> [Written instruction]
Where a line holds the string "Flinch", return that line.
* BEGIN Material supplied *
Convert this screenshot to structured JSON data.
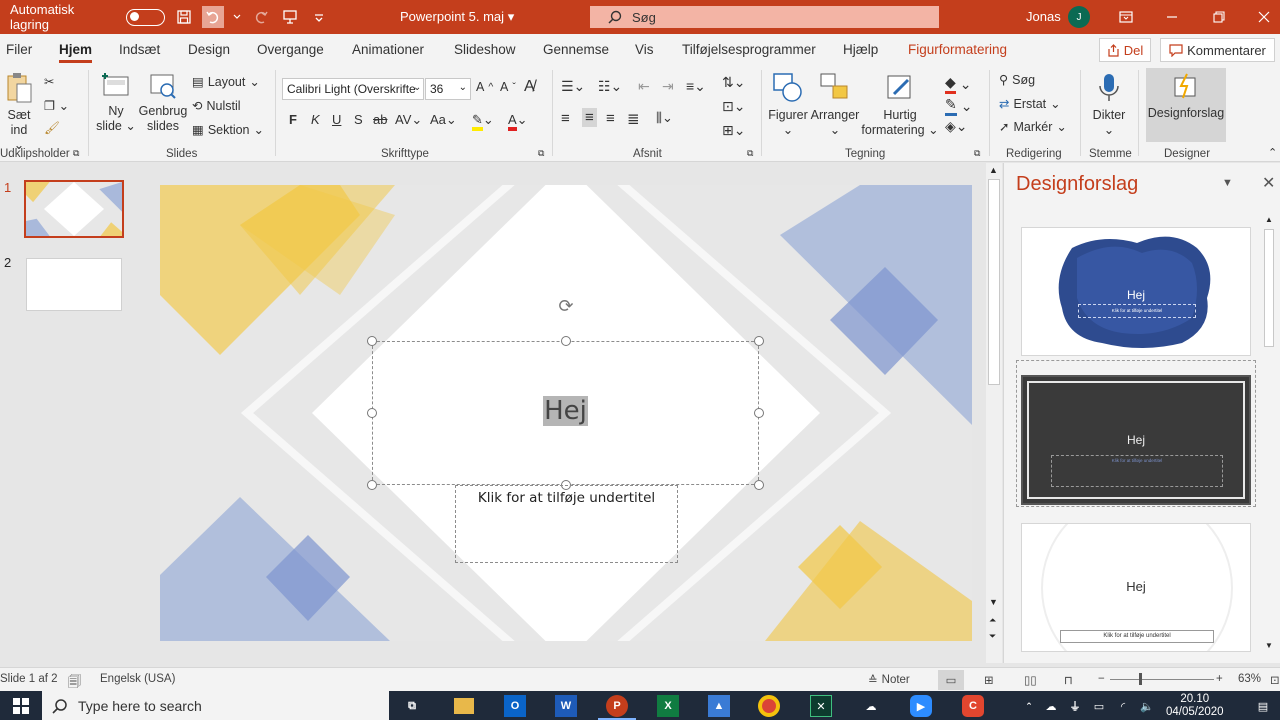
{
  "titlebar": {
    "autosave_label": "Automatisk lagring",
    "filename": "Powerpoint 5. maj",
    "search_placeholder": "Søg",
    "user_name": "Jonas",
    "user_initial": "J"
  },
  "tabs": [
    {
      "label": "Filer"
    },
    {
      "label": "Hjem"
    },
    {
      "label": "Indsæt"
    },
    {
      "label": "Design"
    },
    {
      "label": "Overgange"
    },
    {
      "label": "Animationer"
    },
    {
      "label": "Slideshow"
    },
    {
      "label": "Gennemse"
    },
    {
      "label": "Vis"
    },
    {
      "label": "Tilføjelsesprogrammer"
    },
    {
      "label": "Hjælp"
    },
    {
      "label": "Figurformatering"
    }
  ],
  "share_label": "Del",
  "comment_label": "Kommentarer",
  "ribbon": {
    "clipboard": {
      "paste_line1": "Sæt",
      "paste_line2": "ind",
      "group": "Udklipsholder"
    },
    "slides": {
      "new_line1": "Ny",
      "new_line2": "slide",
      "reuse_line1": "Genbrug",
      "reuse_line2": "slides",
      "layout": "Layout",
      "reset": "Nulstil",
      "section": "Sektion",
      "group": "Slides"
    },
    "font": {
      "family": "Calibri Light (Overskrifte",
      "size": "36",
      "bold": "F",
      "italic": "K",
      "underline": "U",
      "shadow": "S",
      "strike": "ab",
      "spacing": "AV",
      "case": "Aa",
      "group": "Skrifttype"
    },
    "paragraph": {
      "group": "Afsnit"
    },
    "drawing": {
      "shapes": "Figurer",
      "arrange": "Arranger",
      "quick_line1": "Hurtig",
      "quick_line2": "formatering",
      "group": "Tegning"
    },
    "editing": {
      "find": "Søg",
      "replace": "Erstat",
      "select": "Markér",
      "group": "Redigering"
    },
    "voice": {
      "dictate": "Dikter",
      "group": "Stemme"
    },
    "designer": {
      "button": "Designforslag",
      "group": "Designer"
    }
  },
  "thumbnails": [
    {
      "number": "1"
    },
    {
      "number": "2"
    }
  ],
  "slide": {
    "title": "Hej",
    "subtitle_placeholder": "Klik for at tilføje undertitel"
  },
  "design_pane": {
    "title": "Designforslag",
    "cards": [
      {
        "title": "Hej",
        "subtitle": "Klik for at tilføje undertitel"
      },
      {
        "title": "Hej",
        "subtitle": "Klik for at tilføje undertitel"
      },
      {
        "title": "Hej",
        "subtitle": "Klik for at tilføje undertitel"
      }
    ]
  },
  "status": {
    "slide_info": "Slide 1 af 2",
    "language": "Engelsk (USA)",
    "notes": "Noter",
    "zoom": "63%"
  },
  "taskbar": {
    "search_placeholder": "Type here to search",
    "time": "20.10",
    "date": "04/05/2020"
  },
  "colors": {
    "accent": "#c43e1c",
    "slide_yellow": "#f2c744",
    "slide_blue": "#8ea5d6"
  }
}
* END Material supplied *
* BEGIN Material supplied *
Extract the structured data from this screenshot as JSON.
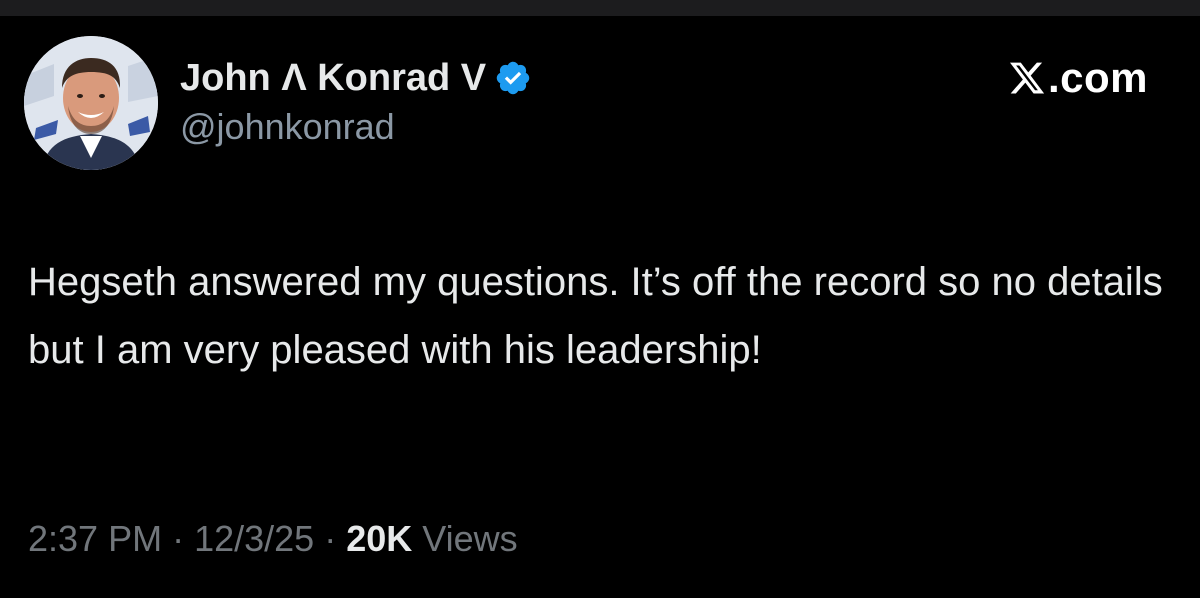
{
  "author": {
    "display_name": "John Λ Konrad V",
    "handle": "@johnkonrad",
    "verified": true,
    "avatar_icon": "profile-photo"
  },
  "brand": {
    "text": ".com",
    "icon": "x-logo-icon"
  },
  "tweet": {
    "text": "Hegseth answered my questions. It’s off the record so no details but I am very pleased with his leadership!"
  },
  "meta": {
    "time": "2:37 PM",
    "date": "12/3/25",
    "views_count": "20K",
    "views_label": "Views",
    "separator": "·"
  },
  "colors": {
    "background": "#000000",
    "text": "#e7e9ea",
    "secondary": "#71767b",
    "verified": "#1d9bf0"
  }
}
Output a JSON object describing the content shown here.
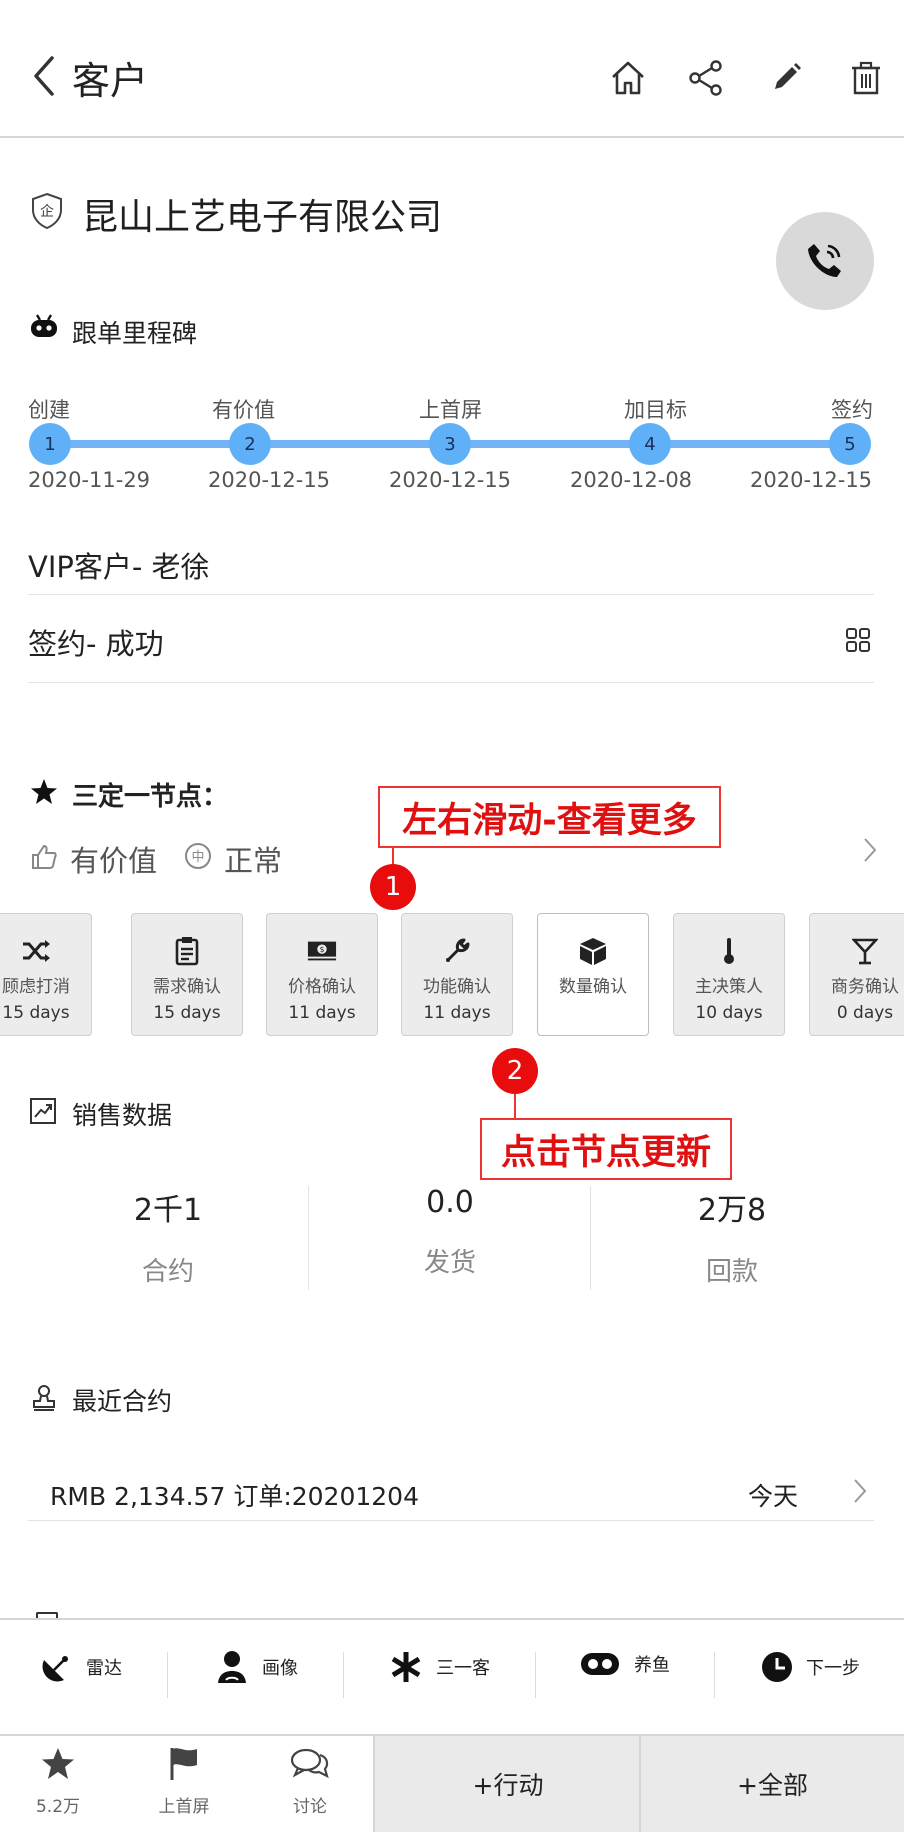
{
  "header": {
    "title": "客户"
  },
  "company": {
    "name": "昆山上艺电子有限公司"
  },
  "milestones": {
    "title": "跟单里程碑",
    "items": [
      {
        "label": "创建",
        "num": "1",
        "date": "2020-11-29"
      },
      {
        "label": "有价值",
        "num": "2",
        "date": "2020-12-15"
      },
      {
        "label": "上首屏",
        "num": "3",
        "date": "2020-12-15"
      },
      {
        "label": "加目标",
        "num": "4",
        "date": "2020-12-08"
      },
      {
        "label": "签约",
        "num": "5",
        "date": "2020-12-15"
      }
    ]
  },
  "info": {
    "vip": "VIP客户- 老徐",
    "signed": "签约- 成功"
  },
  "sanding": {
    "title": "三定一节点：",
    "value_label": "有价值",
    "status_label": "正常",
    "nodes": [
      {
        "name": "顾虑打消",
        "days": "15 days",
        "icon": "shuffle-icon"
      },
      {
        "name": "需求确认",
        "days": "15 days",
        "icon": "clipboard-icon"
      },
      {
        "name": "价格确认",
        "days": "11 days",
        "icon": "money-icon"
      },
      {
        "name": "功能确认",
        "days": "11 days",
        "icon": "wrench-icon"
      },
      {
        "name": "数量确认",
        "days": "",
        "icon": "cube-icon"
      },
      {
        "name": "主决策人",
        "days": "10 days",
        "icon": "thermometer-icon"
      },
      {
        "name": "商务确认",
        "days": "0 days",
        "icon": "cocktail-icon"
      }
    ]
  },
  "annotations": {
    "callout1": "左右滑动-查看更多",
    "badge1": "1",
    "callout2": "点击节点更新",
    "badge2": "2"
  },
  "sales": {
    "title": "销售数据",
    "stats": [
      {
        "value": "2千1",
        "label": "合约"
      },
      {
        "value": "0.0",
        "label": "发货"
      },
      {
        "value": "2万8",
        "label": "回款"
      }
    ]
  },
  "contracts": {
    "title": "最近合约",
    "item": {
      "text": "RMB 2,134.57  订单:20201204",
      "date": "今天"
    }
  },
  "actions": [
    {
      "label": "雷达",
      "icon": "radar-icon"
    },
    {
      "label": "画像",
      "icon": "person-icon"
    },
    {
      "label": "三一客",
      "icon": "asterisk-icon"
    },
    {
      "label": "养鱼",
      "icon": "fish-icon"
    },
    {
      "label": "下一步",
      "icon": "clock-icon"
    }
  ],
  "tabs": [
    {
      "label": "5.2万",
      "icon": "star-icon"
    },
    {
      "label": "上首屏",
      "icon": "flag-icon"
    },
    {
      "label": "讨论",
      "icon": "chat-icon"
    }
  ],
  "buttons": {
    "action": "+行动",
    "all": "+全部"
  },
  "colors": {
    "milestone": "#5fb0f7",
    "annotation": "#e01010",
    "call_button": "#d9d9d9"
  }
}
* END Material supplied *
* BEGIN Material supplied *
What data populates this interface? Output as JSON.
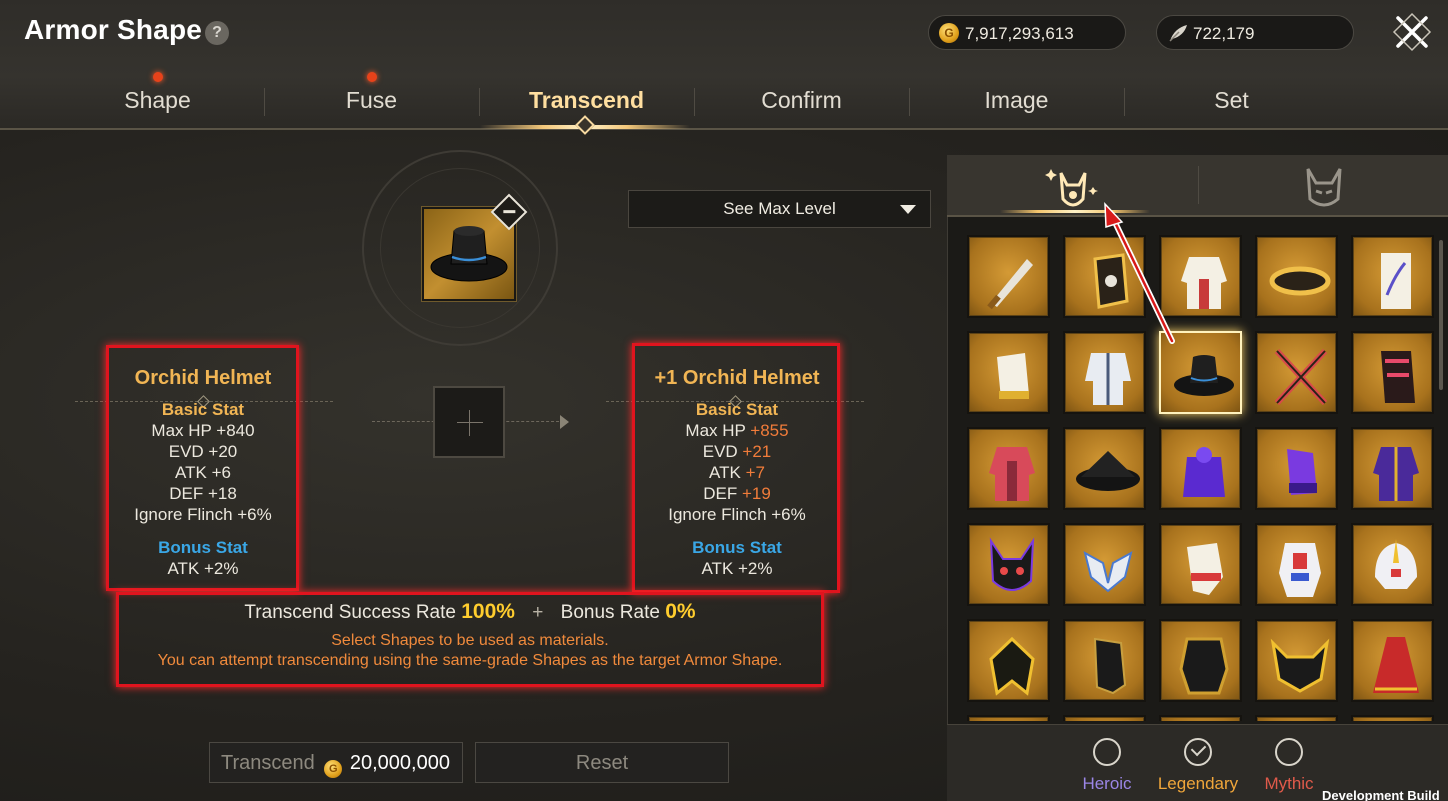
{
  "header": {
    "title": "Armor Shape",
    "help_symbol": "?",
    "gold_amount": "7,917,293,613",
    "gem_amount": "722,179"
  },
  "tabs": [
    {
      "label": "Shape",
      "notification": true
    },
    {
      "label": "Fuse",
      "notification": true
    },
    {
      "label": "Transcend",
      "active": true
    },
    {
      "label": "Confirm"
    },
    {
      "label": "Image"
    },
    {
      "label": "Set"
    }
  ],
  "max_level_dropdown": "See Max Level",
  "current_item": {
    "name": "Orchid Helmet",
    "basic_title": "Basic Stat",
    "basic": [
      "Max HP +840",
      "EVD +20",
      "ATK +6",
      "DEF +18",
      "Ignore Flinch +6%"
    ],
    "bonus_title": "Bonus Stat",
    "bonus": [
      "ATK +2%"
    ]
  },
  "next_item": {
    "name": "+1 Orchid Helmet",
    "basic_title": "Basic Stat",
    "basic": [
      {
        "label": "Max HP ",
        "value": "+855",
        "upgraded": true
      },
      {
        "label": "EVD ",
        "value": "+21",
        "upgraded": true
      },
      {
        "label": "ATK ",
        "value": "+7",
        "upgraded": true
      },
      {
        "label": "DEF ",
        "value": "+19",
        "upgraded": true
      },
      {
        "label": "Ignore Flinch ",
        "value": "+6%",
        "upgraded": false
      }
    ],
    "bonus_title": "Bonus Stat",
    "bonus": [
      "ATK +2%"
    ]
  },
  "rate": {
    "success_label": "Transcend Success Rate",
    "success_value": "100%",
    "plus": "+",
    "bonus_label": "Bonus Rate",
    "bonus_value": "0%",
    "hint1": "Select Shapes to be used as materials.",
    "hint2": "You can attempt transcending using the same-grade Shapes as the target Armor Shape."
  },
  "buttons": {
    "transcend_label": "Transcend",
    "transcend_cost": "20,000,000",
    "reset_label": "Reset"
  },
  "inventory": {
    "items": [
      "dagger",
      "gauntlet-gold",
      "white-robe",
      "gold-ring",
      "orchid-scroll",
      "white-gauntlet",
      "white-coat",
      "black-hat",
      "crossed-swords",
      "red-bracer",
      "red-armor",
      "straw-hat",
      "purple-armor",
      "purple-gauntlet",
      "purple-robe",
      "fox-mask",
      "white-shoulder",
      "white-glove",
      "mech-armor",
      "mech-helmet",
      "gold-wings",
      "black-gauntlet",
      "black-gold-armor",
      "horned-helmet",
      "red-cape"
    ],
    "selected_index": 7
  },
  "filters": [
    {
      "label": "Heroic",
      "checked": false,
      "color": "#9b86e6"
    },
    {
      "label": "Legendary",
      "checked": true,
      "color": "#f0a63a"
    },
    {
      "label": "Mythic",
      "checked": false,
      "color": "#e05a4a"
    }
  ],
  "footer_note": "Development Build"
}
* END Material supplied *
> [The result]
      "Ignore Flinch +6%"
        "label": "Ignore Flinch ",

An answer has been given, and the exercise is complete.